Task requirements: Write out the entire listing below exactly as it appears, minus any pictures.

Records provided:
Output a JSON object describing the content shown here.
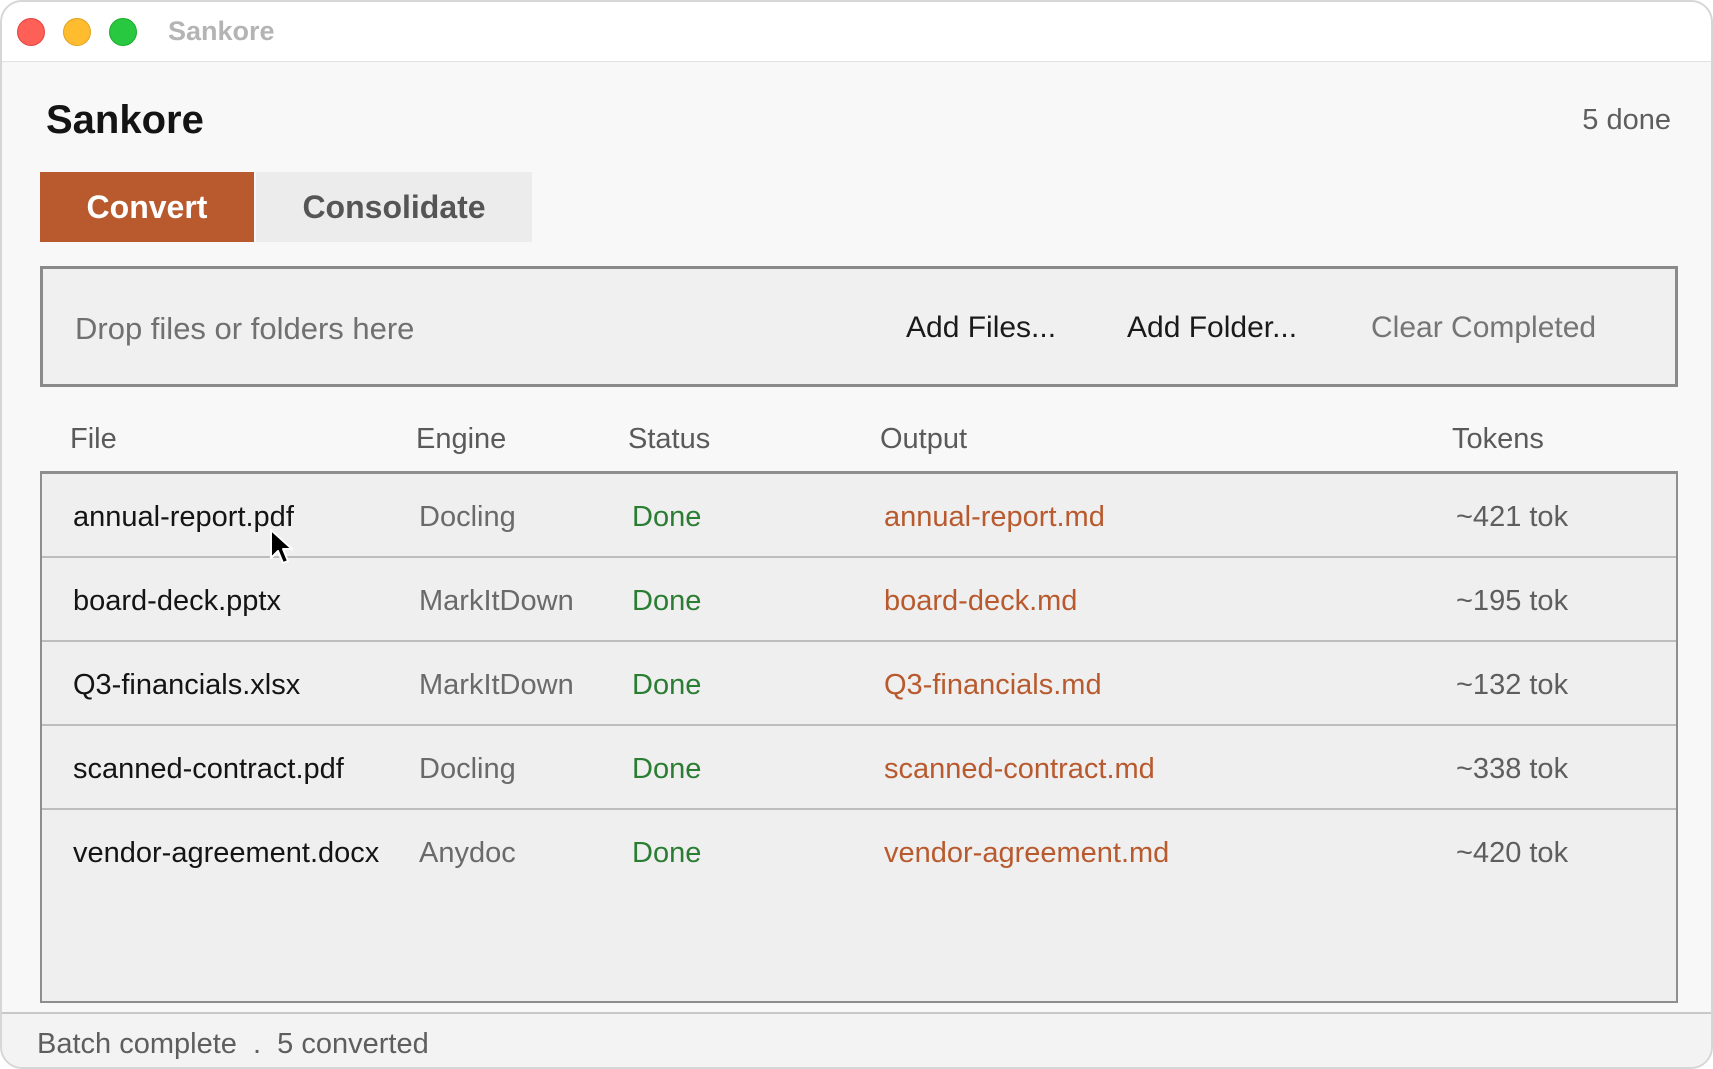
{
  "window": {
    "title": "Sankore"
  },
  "header": {
    "app_title": "Sankore",
    "done_count": "5 done"
  },
  "tabs": [
    {
      "label": "Convert",
      "active": true
    },
    {
      "label": "Consolidate",
      "active": false
    }
  ],
  "dropzone": {
    "hint": "Drop files or folders here",
    "add_files": "Add Files...",
    "add_folder": "Add Folder...",
    "clear_completed": "Clear Completed"
  },
  "table": {
    "columns": [
      "File",
      "Engine",
      "Status",
      "Output",
      "Tokens"
    ],
    "rows": [
      {
        "file": "annual-report.pdf",
        "engine": "Docling",
        "status": "Done",
        "output": "annual-report.md",
        "tokens": "~421 tok"
      },
      {
        "file": "board-deck.pptx",
        "engine": "MarkItDown",
        "status": "Done",
        "output": "board-deck.md",
        "tokens": "~195 tok"
      },
      {
        "file": "Q3-financials.xlsx",
        "engine": "MarkItDown",
        "status": "Done",
        "output": "Q3-financials.md",
        "tokens": "~132 tok"
      },
      {
        "file": "scanned-contract.pdf",
        "engine": "Docling",
        "status": "Done",
        "output": "scanned-contract.md",
        "tokens": "~338 tok"
      },
      {
        "file": "vendor-agreement.docx",
        "engine": "Anydoc",
        "status": "Done",
        "output": "vendor-agreement.md",
        "tokens": "~420 tok"
      }
    ]
  },
  "statusbar": {
    "text": "Batch complete  .  5 converted"
  },
  "colors": {
    "accent": "#b85a2e",
    "status_done": "#2a7d32"
  },
  "icons": [
    "close-window",
    "minimize-window",
    "zoom-window",
    "mouse-cursor"
  ]
}
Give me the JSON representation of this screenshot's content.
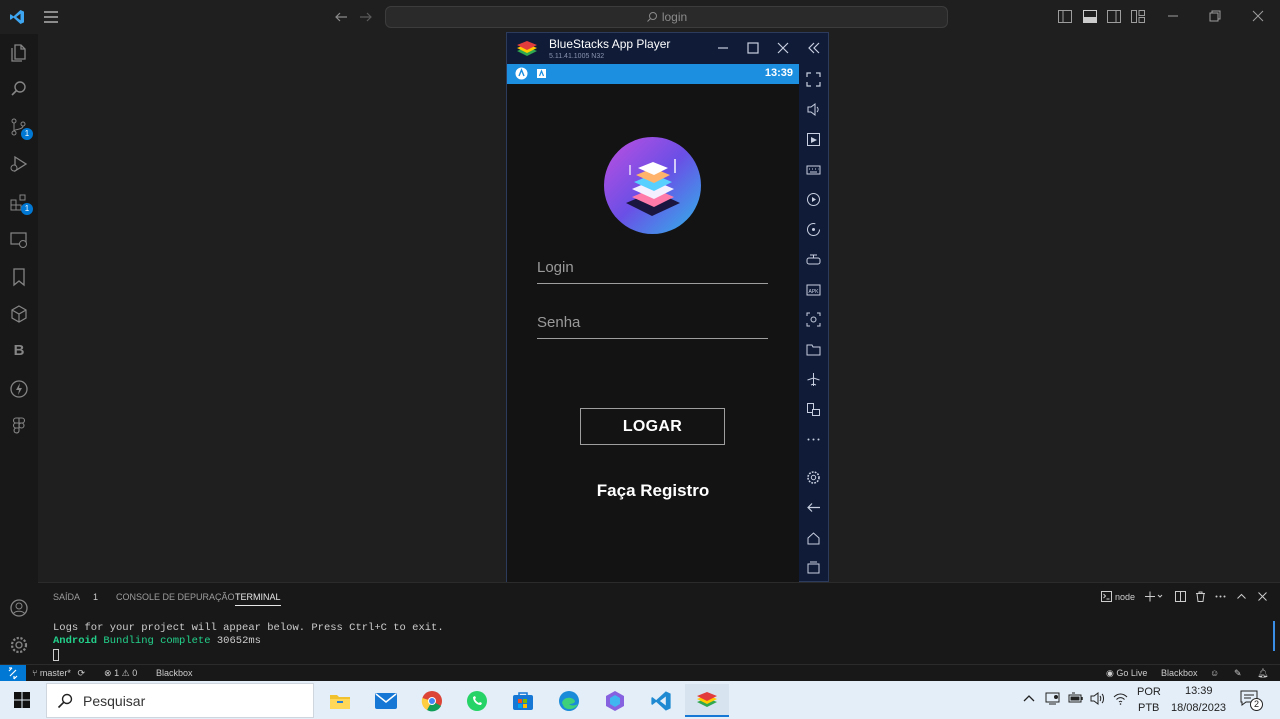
{
  "vscode": {
    "command_center": "login",
    "badges": {
      "source_control": "1",
      "extensions": "1"
    },
    "activity_letter": "B"
  },
  "bluestacks": {
    "title": "BlueStacks App Player",
    "version": "5.11.41.1005  N32"
  },
  "android": {
    "time": "13:39",
    "login_placeholder": "Login",
    "password_placeholder": "Senha",
    "login_button": "LOGAR",
    "register_link": "Faça Registro"
  },
  "panel": {
    "tabs": [
      {
        "label": "SAÍDA",
        "count": "1"
      },
      {
        "label": "CONSOLE DE DEPURAÇÃO"
      },
      {
        "label": "TERMINAL"
      }
    ],
    "terminal_profile": "node",
    "terminal_lines": {
      "line1": "Logs for your project will appear below. Press Ctrl+C to exit.",
      "line2_keyword": "Android",
      "line2_text": "Bundling complete",
      "line2_time": "30652ms"
    }
  },
  "statusbar": {
    "branch": "master*",
    "errors": "1",
    "warnings": "0",
    "theme": "Blackbox",
    "go_live": "Go Live",
    "right_theme": "Blackbox"
  },
  "taskbar": {
    "search_placeholder": "Pesquisar",
    "language": "POR",
    "layout": "PTB",
    "time": "13:39",
    "date": "18/08/2023",
    "notifications": "2"
  }
}
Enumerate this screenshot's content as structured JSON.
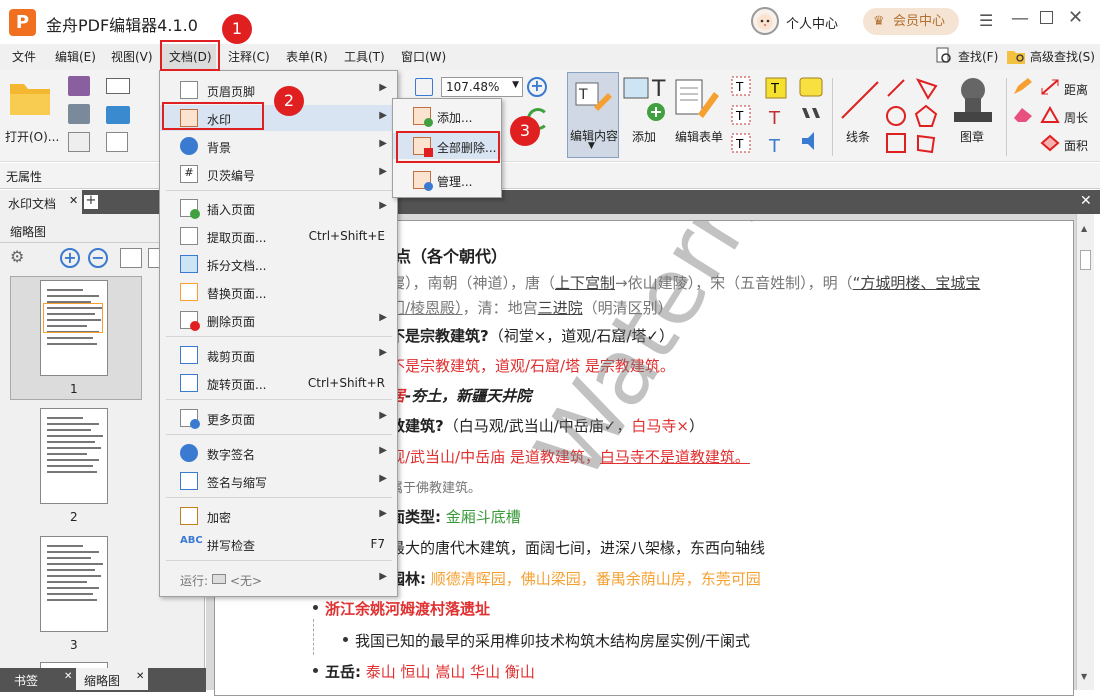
{
  "app": {
    "title": "金舟PDF编辑器4.1.0",
    "user_center": "个人中心",
    "member_center": "会员中心"
  },
  "menubar": [
    "文件",
    "编辑(E)",
    "视图(V)",
    "文档(D)",
    "注释(C)",
    "表单(R)",
    "工具(T)",
    "窗口(W)"
  ],
  "toolbar": {
    "open": "打开(O)...",
    "zoom": "107.48%",
    "edit_content": "编辑内容",
    "add": "添加",
    "edit_form": "编辑表单",
    "line": "线条",
    "stamp": "图章",
    "distance": "距离",
    "perimeter": "周长",
    "area": "面积",
    "find": "查找(F)",
    "adv_find": "高级查找(S)"
  },
  "properties": "无属性",
  "tabs": {
    "doc_tab": "水印文档",
    "thumbnails": "缩略图",
    "bookmark": "书签",
    "thumb_tab": "缩略图"
  },
  "thumbnails": [
    "1",
    "2",
    "3"
  ],
  "doc_menu": {
    "items": [
      {
        "label": "页眉页脚"
      },
      {
        "label": "水印"
      },
      {
        "label": "背景"
      },
      {
        "label": "贝茨编号"
      },
      {
        "label": "插入页面"
      },
      {
        "label": "提取页面...",
        "shortcut": "Ctrl+Shift+E"
      },
      {
        "label": "拆分文档..."
      },
      {
        "label": "替换页面..."
      },
      {
        "label": "删除页面"
      },
      {
        "label": "裁剪页面"
      },
      {
        "label": "旋转页面...",
        "shortcut": "Ctrl+Shift+R"
      },
      {
        "label": "更多页面"
      },
      {
        "label": "数字签名"
      },
      {
        "label": "签名与缩写"
      },
      {
        "label": "加密"
      },
      {
        "label": "拼写检查",
        "shortcut": "F7"
      }
    ],
    "run_label": "运行:",
    "run_value": "<无>"
  },
  "watermark_menu": {
    "add": "添加...",
    "delete_all": "全部删除...",
    "manage": "管理..."
  },
  "steps": [
    "1",
    "2",
    "3"
  ],
  "document": {
    "l1": "点（各个朝代）",
    "l2a": "寝），南朝（神道），唐（",
    "l2b": "上下宫制",
    "l2c": "→依山建陵），宋（五音姓制），明（",
    "l2d": "“方城明楼、宝城宝",
    "l3a": "门/棱恩殿）",
    "l3b": "，清：地宫",
    "l3c": "三进院",
    "l3d": "（明清区别）",
    "l4a": "不是宗教建筑?",
    "l4b": "（祠堂×，道观/石窟/塔✓）",
    "l5": "不是宗教建筑，道观/石窟/塔 是宗教建筑。",
    "l6a": "居",
    "l6b": "-夯土，新疆天井院",
    "l7a": "教建筑?",
    "l7b": "（白马观/武当山/中岳庙✓，",
    "l7c": "白马寺×",
    "l7d": "）",
    "l8a": "观/武当山/中岳庙 是道教建筑，",
    "l8b": "白马寺不是道教建筑。",
    "l9": "属于佛教建筑。",
    "l10a": "面类型:",
    "l10b": "金厢斗底槽",
    "l11": "最大的唐代木建筑，面阔七间，进深八架椽，东西向轴线",
    "l12a": "园林:",
    "l12b": "顺德清晖园，佛山梁园，番禺余荫山房，东莞可园",
    "l13": "浙江余姚河姆渡村落遗址",
    "l14": "我国已知的最早的采用榫卯技术构筑木结构房屋实例/干阑式",
    "l15a": "五岳:",
    "l15b": "泰山 恒山 嵩山 华山 衡山",
    "watermark": "Watermark Sample"
  },
  "colors": {
    "accent_red": "#e02020",
    "brand_orange": "#f07020",
    "text_red": "#e03030",
    "text_orange": "#f5a030",
    "text_green": "#3a9a3a"
  }
}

Problem solution:
Output a JSON object describing the content shown here.
{
  "window": {
    "title": "Sankore"
  },
  "header": {
    "app_title": "Sankore",
    "done_count": "5 done"
  },
  "tabs": [
    {
      "label": "Convert",
      "active": true
    },
    {
      "label": "Consolidate",
      "active": false
    }
  ],
  "dropzone": {
    "hint": "Drop files or folders here",
    "add_files": "Add Files...",
    "add_folder": "Add Folder...",
    "clear_completed": "Clear Completed"
  },
  "table": {
    "columns": [
      "File",
      "Engine",
      "Status",
      "Output",
      "Tokens"
    ],
    "rows": [
      {
        "file": "annual-report.pdf",
        "engine": "Docling",
        "status": "Done",
        "output": "annual-report.md",
        "tokens": "~421 tok"
      },
      {
        "file": "board-deck.pptx",
        "engine": "MarkItDown",
        "status": "Done",
        "output": "board-deck.md",
        "tokens": "~195 tok"
      },
      {
        "file": "Q3-financials.xlsx",
        "engine": "MarkItDown",
        "status": "Done",
        "output": "Q3-financials.md",
        "tokens": "~132 tok"
      },
      {
        "file": "scanned-contract.pdf",
        "engine": "Docling",
        "status": "Done",
        "output": "scanned-contract.md",
        "tokens": "~338 tok"
      },
      {
        "file": "vendor-agreement.docx",
        "engine": "Anydoc",
        "status": "Done",
        "output": "vendor-agreement.md",
        "tokens": "~420 tok"
      }
    ]
  },
  "statusbar": {
    "text": "Batch complete  .  5 converted"
  },
  "colors": {
    "accent": "#b85a2e",
    "status_done": "#2a7d32"
  },
  "icons": [
    "close-window",
    "minimize-window",
    "zoom-window",
    "mouse-cursor"
  ]
}
Give me the JSON representation of this screenshot's content.
{
  "vscode": {
    "command_center": "login",
    "badges": {
      "source_control": "1",
      "extensions": "1"
    },
    "activity_letter": "B"
  },
  "bluestacks": {
    "title": "BlueStacks App Player",
    "version": "5.11.41.1005  N32"
  },
  "android": {
    "time": "13:39",
    "login_placeholder": "Login",
    "password_placeholder": "Senha",
    "login_button": "LOGAR",
    "register_link": "Faça Registro"
  },
  "panel": {
    "tabs": [
      {
        "label": "SAÍDA",
        "count": "1"
      },
      {
        "label": "CONSOLE DE DEPURAÇÃO"
      },
      {
        "label": "TERMINAL"
      }
    ],
    "terminal_profile": "node",
    "terminal_lines": {
      "line1": "Logs for your project will appear below. Press Ctrl+C to exit.",
      "line2_keyword": "Android",
      "line2_text": "Bundling complete",
      "line2_time": "30652ms"
    }
  },
  "statusbar": {
    "branch": "master*",
    "errors": "1",
    "warnings": "0",
    "theme": "Blackbox",
    "go_live": "Go Live",
    "right_theme": "Blackbox"
  },
  "taskbar": {
    "search_placeholder": "Pesquisar",
    "language": "POR",
    "layout": "PTB",
    "time": "13:39",
    "date": "18/08/2023",
    "notifications": "2"
  }
}
Enumerate this screenshot's content as structured JSON.
{
  "app": {
    "title": "金舟PDF编辑器4.1.0",
    "user_center": "个人中心",
    "member_center": "会员中心"
  },
  "menubar": [
    "文件",
    "编辑(E)",
    "视图(V)",
    "文档(D)",
    "注释(C)",
    "表单(R)",
    "工具(T)",
    "窗口(W)"
  ],
  "toolbar": {
    "open": "打开(O)...",
    "zoom": "107.48%",
    "edit_content": "编辑内容",
    "add": "添加",
    "edit_form": "编辑表单",
    "line": "线条",
    "stamp": "图章",
    "distance": "距离",
    "perimeter": "周长",
    "area": "面积",
    "find": "查找(F)",
    "adv_find": "高级查找(S)"
  },
  "properties": "无属性",
  "tabs": {
    "doc_tab": "水印文档",
    "thumbnails": "缩略图",
    "bookmark": "书签",
    "thumb_tab": "缩略图"
  },
  "thumbnails": [
    "1",
    "2",
    "3"
  ],
  "doc_menu": {
    "items": [
      {
        "label": "页眉页脚"
      },
      {
        "label": "水印"
      },
      {
        "label": "背景"
      },
      {
        "label": "贝茨编号"
      },
      {
        "label": "插入页面"
      },
      {
        "label": "提取页面...",
        "shortcut": "Ctrl+Shift+E"
      },
      {
        "label": "拆分文档..."
      },
      {
        "label": "替换页面..."
      },
      {
        "label": "删除页面"
      },
      {
        "label": "裁剪页面"
      },
      {
        "label": "旋转页面...",
        "shortcut": "Ctrl+Shift+R"
      },
      {
        "label": "更多页面"
      },
      {
        "label": "数字签名"
      },
      {
        "label": "签名与缩写"
      },
      {
        "label": "加密"
      },
      {
        "label": "拼写检查",
        "shortcut": "F7"
      }
    ],
    "run_label": "运行:",
    "run_value": "<无>"
  },
  "watermark_menu": {
    "add": "添加...",
    "delete_all": "全部删除...",
    "manage": "管理..."
  },
  "steps": [
    "1",
    "2",
    "3"
  ],
  "document": {
    "l1": "点（各个朝代）",
    "l2a": "寝），南朝（神道），唐（",
    "l2b": "上下宫制",
    "l2c": "→依山建陵），宋（五音姓制），明（",
    "l2d": "“方城明楼、宝城宝",
    "l3a": "门/棱恩殿）",
    "l3b": "，清：地宫",
    "l3c": "三进院",
    "l3d": "（明清区别）",
    "l4a": "不是宗教建筑?",
    "l4b": "（祠堂×，道观/石窟/塔✓）",
    "l5": "不是宗教建筑，道观/石窟/塔 是宗教建筑。",
    "l6a": "居",
    "l6b": "-夯土，新疆天井院",
    "l7a": "教建筑?",
    "l7b": "（白马观/武当山/中岳庙✓，",
    "l7c": "白马寺×",
    "l7d": "）",
    "l8a": "观/武当山/中岳庙 是道教建筑，",
    "l8b": "白马寺不是道教建筑。",
    "l9": "属于佛教建筑。",
    "l10a": "面类型:",
    "l10b": "金厢斗底槽",
    "l11": "最大的唐代木建筑，面阔七间，进深八架椽，东西向轴线",
    "l12a": "园林:",
    "l12b": "顺德清晖园，佛山梁园，番禺余荫山房，东莞可园",
    "l13": "浙江余姚河姆渡村落遗址",
    "l14": "我国已知的最早的采用榫卯技术构筑木结构房屋实例/干阑式",
    "l15a": "五岳:",
    "l15b": "泰山 恒山 嵩山 华山 衡山",
    "watermark": "Watermark Sample"
  },
  "colors": {
    "accent_red": "#e02020",
    "brand_orange": "#f07020",
    "text_red": "#e03030",
    "text_orange": "#f5a030",
    "text_green": "#3a9a3a"
  }
}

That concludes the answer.